Short exercise: Images should be left out, and everything else in the listing reproduced exactly.

Supplied material:
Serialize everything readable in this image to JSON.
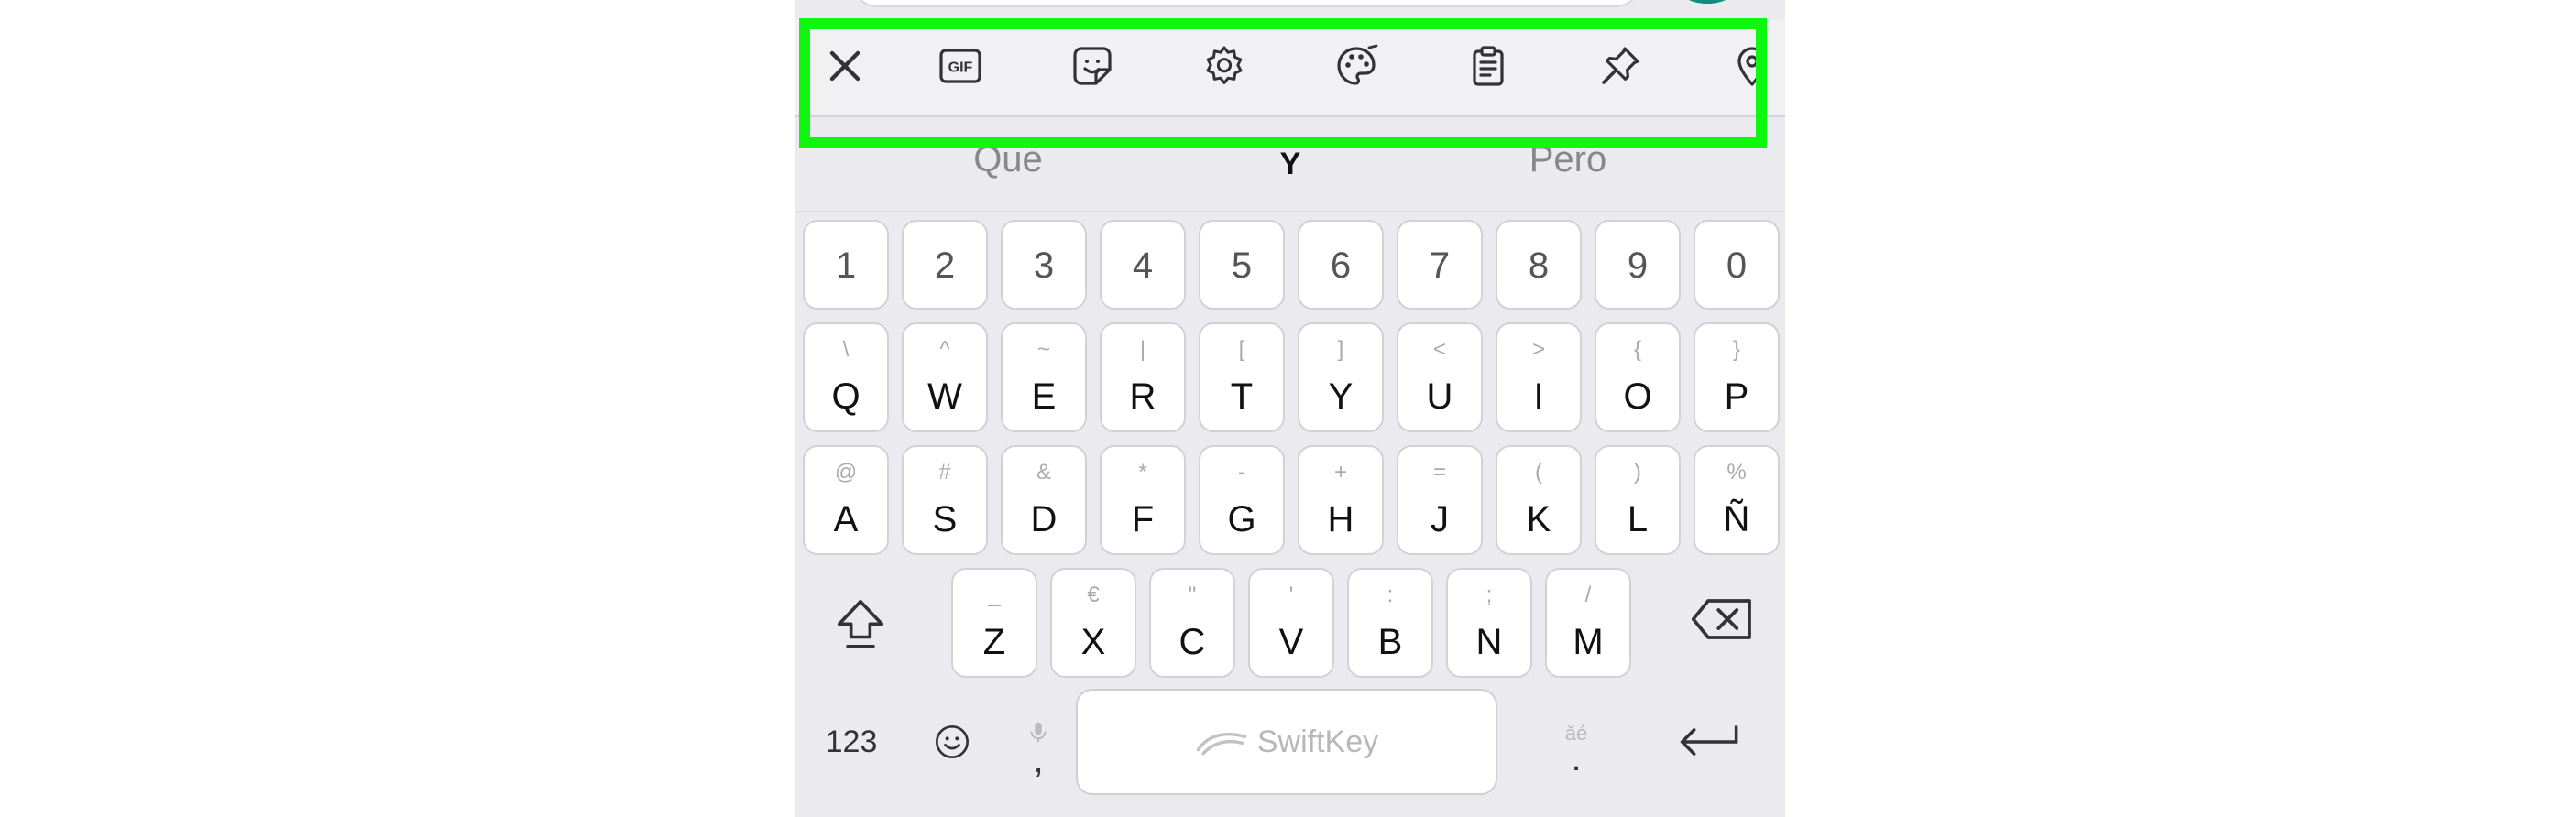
{
  "toolbar": {
    "tools": [
      {
        "icon": "close-icon"
      },
      {
        "icon": "gif-icon",
        "label": "GIF"
      },
      {
        "icon": "sticker-icon"
      },
      {
        "icon": "settings-icon"
      },
      {
        "icon": "palette-icon"
      },
      {
        "icon": "clipboard-icon"
      },
      {
        "icon": "pin-icon"
      },
      {
        "icon": "location-icon"
      }
    ]
  },
  "suggestions": {
    "left": "Que",
    "center": "Y",
    "right": "Pero"
  },
  "keyboard": {
    "number_row": [
      "1",
      "2",
      "3",
      "4",
      "5",
      "6",
      "7",
      "8",
      "9",
      "0"
    ],
    "row1": [
      {
        "main": "Q",
        "hint": "\\"
      },
      {
        "main": "W",
        "hint": "^"
      },
      {
        "main": "E",
        "hint": "~"
      },
      {
        "main": "R",
        "hint": "|"
      },
      {
        "main": "T",
        "hint": "["
      },
      {
        "main": "Y",
        "hint": "]"
      },
      {
        "main": "U",
        "hint": "<"
      },
      {
        "main": "I",
        "hint": ">"
      },
      {
        "main": "O",
        "hint": "{"
      },
      {
        "main": "P",
        "hint": "}"
      }
    ],
    "row2": [
      {
        "main": "A",
        "hint": "@"
      },
      {
        "main": "S",
        "hint": "#"
      },
      {
        "main": "D",
        "hint": "&"
      },
      {
        "main": "F",
        "hint": "*"
      },
      {
        "main": "G",
        "hint": "-"
      },
      {
        "main": "H",
        "hint": "+"
      },
      {
        "main": "J",
        "hint": "="
      },
      {
        "main": "K",
        "hint": "("
      },
      {
        "main": "L",
        "hint": ")"
      },
      {
        "main": "Ñ",
        "hint": "%"
      }
    ],
    "row3": [
      {
        "main": "Z",
        "hint": "_"
      },
      {
        "main": "X",
        "hint": "€"
      },
      {
        "main": "C",
        "hint": "\""
      },
      {
        "main": "V",
        "hint": "'"
      },
      {
        "main": "B",
        "hint": ":"
      },
      {
        "main": "N",
        "hint": ";"
      },
      {
        "main": "M",
        "hint": "/"
      }
    ],
    "bottom": {
      "numbers_label": "123",
      "comma": ",",
      "period": ".",
      "space_label": "SwiftKey"
    }
  },
  "colors": {
    "highlight": "#0ef70e",
    "keyboard_bg": "#eaeaef",
    "key_bg": "#ffffff"
  }
}
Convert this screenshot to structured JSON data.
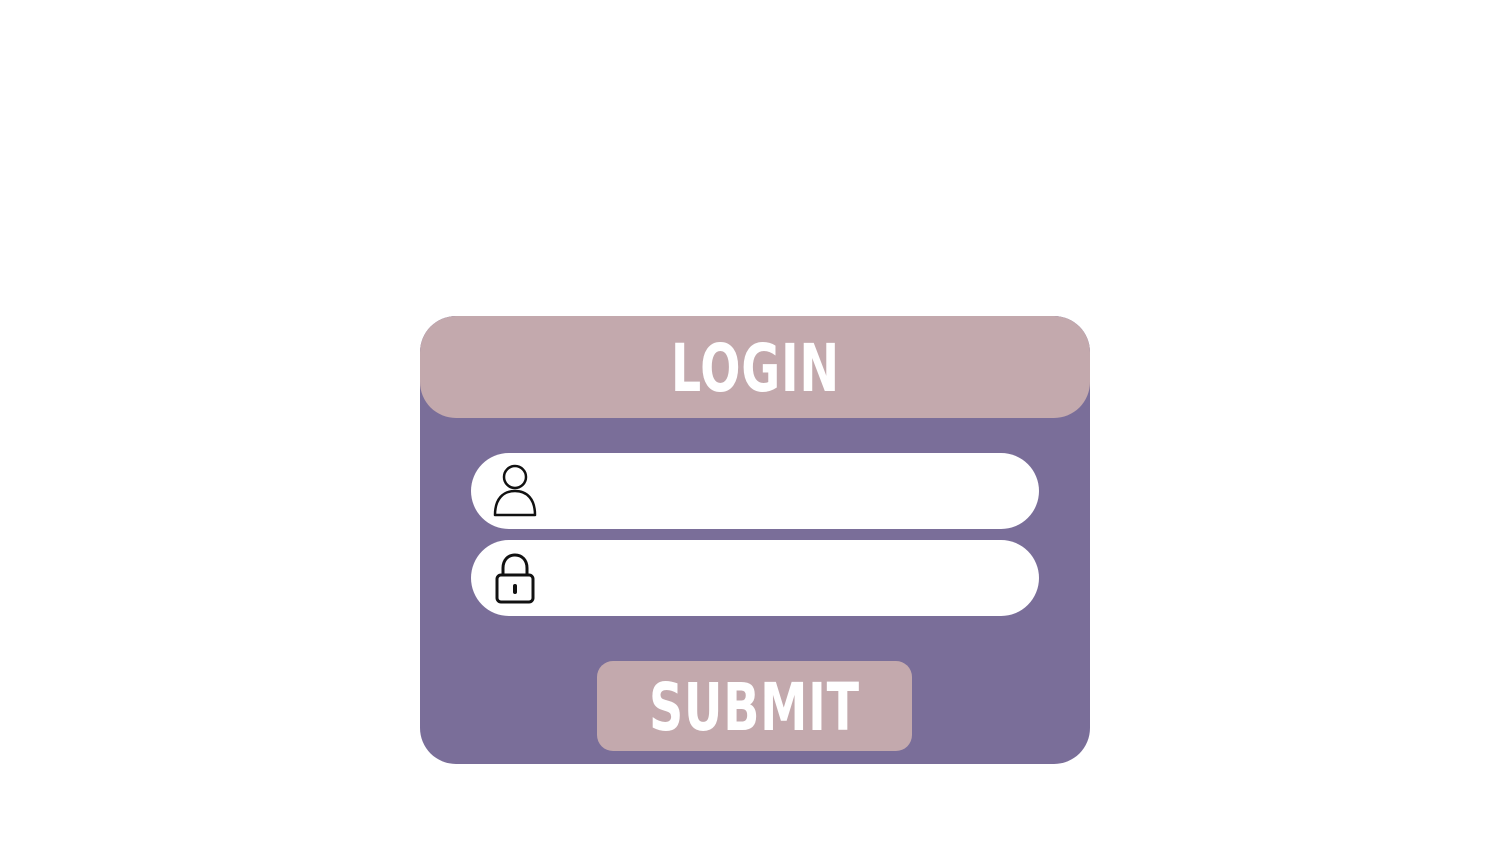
{
  "login_card": {
    "title": "LOGIN",
    "username_field": {
      "value": "",
      "placeholder": "",
      "icon": "user-icon"
    },
    "password_field": {
      "value": "",
      "placeholder": "",
      "icon": "lock-icon"
    },
    "submit_label": "SUBMIT"
  },
  "colors": {
    "card_background": "#7a6e99",
    "header_background": "#c3a9ad",
    "button_background": "#c3a9ad",
    "field_background": "#ffffff",
    "text_color": "#ffffff"
  }
}
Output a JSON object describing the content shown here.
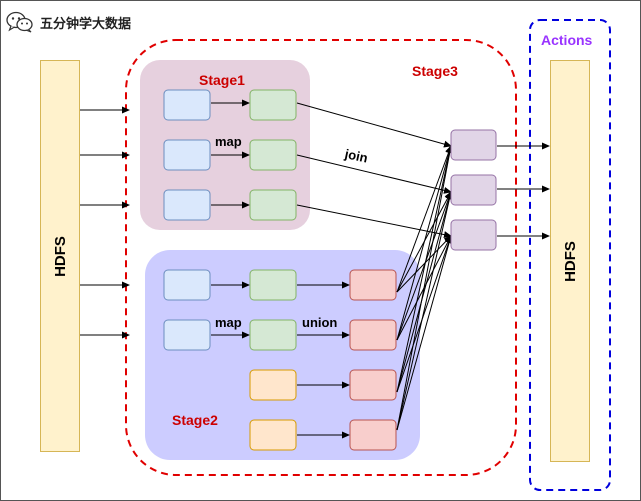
{
  "brand": {
    "text": "五分钟学大数据",
    "icon": "wechat-icon"
  },
  "storage": {
    "left_label": "HDFS",
    "right_label": "HDFS"
  },
  "stages": {
    "stage1": "Stage1",
    "stage2": "Stage2",
    "stage3": "Stage3",
    "actions": "Actions"
  },
  "operations": {
    "map_top": "map",
    "map_bottom": "map",
    "join": "join",
    "union": "union"
  },
  "colors": {
    "stage1_fill": "#e6d0de",
    "stage2_fill": "#ccccff",
    "stage3_border": "#e00000",
    "actions_border": "#0000dd",
    "source_fill": "#dae8fc",
    "source_stroke": "#6c8ebf",
    "map_fill": "#d5e8d4",
    "map_stroke": "#82b366",
    "union_fill": "#f8cecc",
    "union_stroke": "#b85450",
    "orange_fill": "#ffe6cc",
    "orange_stroke": "#d79b00",
    "join_fill": "#e1d5e7",
    "join_stroke": "#9673a6",
    "hdfs_fill": "#fff2cc",
    "hdfs_stroke": "#d6b656"
  }
}
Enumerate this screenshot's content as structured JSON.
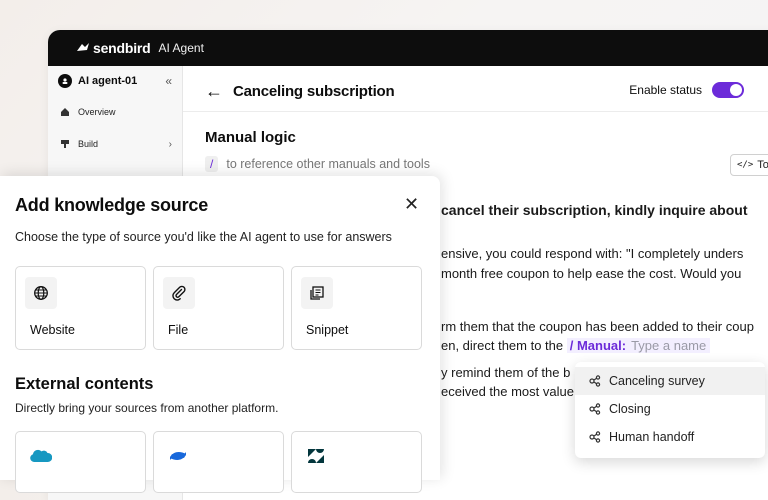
{
  "app": {
    "brand": "sendbird",
    "product": "AI Agent"
  },
  "sidebar": {
    "agent_name": "AI agent-01",
    "collapse_glyph": "«",
    "items": [
      {
        "label": "Overview",
        "icon": "home-icon"
      },
      {
        "label": "Build",
        "icon": "build-icon",
        "has_chevron": true
      }
    ]
  },
  "header": {
    "title": "Canceling subscription",
    "enable_label": "Enable status",
    "enabled": true
  },
  "editor": {
    "section_title": "Manual logic",
    "hint_slash": "/",
    "hint_text": "to reference other manuals and tools",
    "tools_button": "To",
    "lines": [
      "cancel their subscription, kindly inquire about",
      "ensive, you could respond with: \"I completely unders",
      "month free coupon to help ease the cost. Would you",
      "rm them that the coupon has been added to their coup",
      "en, direct them to the ",
      "y remind them of the b",
      "eceived the most value"
    ],
    "manual_tag": "/ Manual:",
    "manual_placeholder": "Type a name"
  },
  "mention_menu": {
    "items": [
      {
        "label": "Canceling survey",
        "active": true
      },
      {
        "label": "Closing",
        "active": false
      },
      {
        "label": "Human handoff",
        "active": false
      }
    ]
  },
  "modal": {
    "title": "Add knowledge source",
    "subtitle": "Choose the type of source you'd like the AI agent to use for answers",
    "sources": [
      {
        "label": "Website",
        "icon": "globe-icon"
      },
      {
        "label": "File",
        "icon": "paperclip-icon"
      },
      {
        "label": "Snippet",
        "icon": "snippet-icon"
      }
    ],
    "external_title": "External contents",
    "external_subtitle": "Directly bring your sources from another platform.",
    "external_sources": [
      {
        "icon": "salesforce-icon",
        "color": "#1798c1"
      },
      {
        "icon": "confluence-icon",
        "color": "#1868db"
      },
      {
        "icon": "zendesk-icon",
        "color": "#03363d"
      }
    ]
  },
  "colors": {
    "accent": "#6c2bd9",
    "topbar": "#0d0d0d"
  }
}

The response:
Serialize everything readable in this image to JSON.
{
  "toolbar": {
    "tools": [
      {
        "icon": "close-icon"
      },
      {
        "icon": "gif-icon",
        "label": "GIF"
      },
      {
        "icon": "sticker-icon"
      },
      {
        "icon": "settings-icon"
      },
      {
        "icon": "palette-icon"
      },
      {
        "icon": "clipboard-icon"
      },
      {
        "icon": "pin-icon"
      },
      {
        "icon": "location-icon"
      }
    ]
  },
  "suggestions": {
    "left": "Que",
    "center": "Y",
    "right": "Pero"
  },
  "keyboard": {
    "number_row": [
      "1",
      "2",
      "3",
      "4",
      "5",
      "6",
      "7",
      "8",
      "9",
      "0"
    ],
    "row1": [
      {
        "main": "Q",
        "hint": "\\"
      },
      {
        "main": "W",
        "hint": "^"
      },
      {
        "main": "E",
        "hint": "~"
      },
      {
        "main": "R",
        "hint": "|"
      },
      {
        "main": "T",
        "hint": "["
      },
      {
        "main": "Y",
        "hint": "]"
      },
      {
        "main": "U",
        "hint": "<"
      },
      {
        "main": "I",
        "hint": ">"
      },
      {
        "main": "O",
        "hint": "{"
      },
      {
        "main": "P",
        "hint": "}"
      }
    ],
    "row2": [
      {
        "main": "A",
        "hint": "@"
      },
      {
        "main": "S",
        "hint": "#"
      },
      {
        "main": "D",
        "hint": "&"
      },
      {
        "main": "F",
        "hint": "*"
      },
      {
        "main": "G",
        "hint": "-"
      },
      {
        "main": "H",
        "hint": "+"
      },
      {
        "main": "J",
        "hint": "="
      },
      {
        "main": "K",
        "hint": "("
      },
      {
        "main": "L",
        "hint": ")"
      },
      {
        "main": "Ñ",
        "hint": "%"
      }
    ],
    "row3": [
      {
        "main": "Z",
        "hint": "_"
      },
      {
        "main": "X",
        "hint": "€"
      },
      {
        "main": "C",
        "hint": "\""
      },
      {
        "main": "V",
        "hint": "'"
      },
      {
        "main": "B",
        "hint": ":"
      },
      {
        "main": "N",
        "hint": ";"
      },
      {
        "main": "M",
        "hint": "/"
      }
    ],
    "bottom": {
      "numbers_label": "123",
      "comma": ",",
      "period": ".",
      "space_label": "SwiftKey"
    }
  },
  "colors": {
    "highlight": "#0ef70e",
    "keyboard_bg": "#eaeaef",
    "key_bg": "#ffffff"
  }
}
Convert this screenshot to structured JSON data.
{
  "login_card": {
    "title": "LOGIN",
    "username_field": {
      "value": "",
      "placeholder": "",
      "icon": "user-icon"
    },
    "password_field": {
      "value": "",
      "placeholder": "",
      "icon": "lock-icon"
    },
    "submit_label": "SUBMIT"
  },
  "colors": {
    "card_background": "#7a6e99",
    "header_background": "#c3a9ad",
    "button_background": "#c3a9ad",
    "field_background": "#ffffff",
    "text_color": "#ffffff"
  }
}
Output a JSON object describing the content shown here.
{
  "brand": {
    "text": "五分钟学大数据",
    "icon": "wechat-icon"
  },
  "storage": {
    "left_label": "HDFS",
    "right_label": "HDFS"
  },
  "stages": {
    "stage1": "Stage1",
    "stage2": "Stage2",
    "stage3": "Stage3",
    "actions": "Actions"
  },
  "operations": {
    "map_top": "map",
    "map_bottom": "map",
    "join": "join",
    "union": "union"
  },
  "colors": {
    "stage1_fill": "#e6d0de",
    "stage2_fill": "#ccccff",
    "stage3_border": "#e00000",
    "actions_border": "#0000dd",
    "source_fill": "#dae8fc",
    "source_stroke": "#6c8ebf",
    "map_fill": "#d5e8d4",
    "map_stroke": "#82b366",
    "union_fill": "#f8cecc",
    "union_stroke": "#b85450",
    "orange_fill": "#ffe6cc",
    "orange_stroke": "#d79b00",
    "join_fill": "#e1d5e7",
    "join_stroke": "#9673a6",
    "hdfs_fill": "#fff2cc",
    "hdfs_stroke": "#d6b656"
  }
}
Enumerate this screenshot's content as structured JSON.
{
  "app": {
    "brand": "sendbird",
    "product": "AI Agent"
  },
  "sidebar": {
    "agent_name": "AI agent-01",
    "collapse_glyph": "«",
    "items": [
      {
        "label": "Overview",
        "icon": "home-icon"
      },
      {
        "label": "Build",
        "icon": "build-icon",
        "has_chevron": true
      }
    ]
  },
  "header": {
    "title": "Canceling subscription",
    "enable_label": "Enable status",
    "enabled": true
  },
  "editor": {
    "section_title": "Manual logic",
    "hint_slash": "/",
    "hint_text": "to reference other manuals and tools",
    "tools_button": "To",
    "lines": [
      "cancel their subscription, kindly inquire about",
      "ensive, you could respond with: \"I completely unders",
      "month free coupon to help ease the cost. Would you",
      "rm them that the coupon has been added to their coup",
      "en, direct them to the ",
      "y remind them of the b",
      "eceived the most value"
    ],
    "manual_tag": "/ Manual:",
    "manual_placeholder": "Type a name"
  },
  "mention_menu": {
    "items": [
      {
        "label": "Canceling survey",
        "active": true
      },
      {
        "label": "Closing",
        "active": false
      },
      {
        "label": "Human handoff",
        "active": false
      }
    ]
  },
  "modal": {
    "title": "Add knowledge source",
    "subtitle": "Choose the type of source you'd like the AI agent to use for answers",
    "sources": [
      {
        "label": "Website",
        "icon": "globe-icon"
      },
      {
        "label": "File",
        "icon": "paperclip-icon"
      },
      {
        "label": "Snippet",
        "icon": "snippet-icon"
      }
    ],
    "external_title": "External contents",
    "external_subtitle": "Directly bring your sources from another platform.",
    "external_sources": [
      {
        "icon": "salesforce-icon",
        "color": "#1798c1"
      },
      {
        "icon": "confluence-icon",
        "color": "#1868db"
      },
      {
        "icon": "zendesk-icon",
        "color": "#03363d"
      }
    ]
  },
  "colors": {
    "accent": "#6c2bd9",
    "topbar": "#0d0d0d"
  }
}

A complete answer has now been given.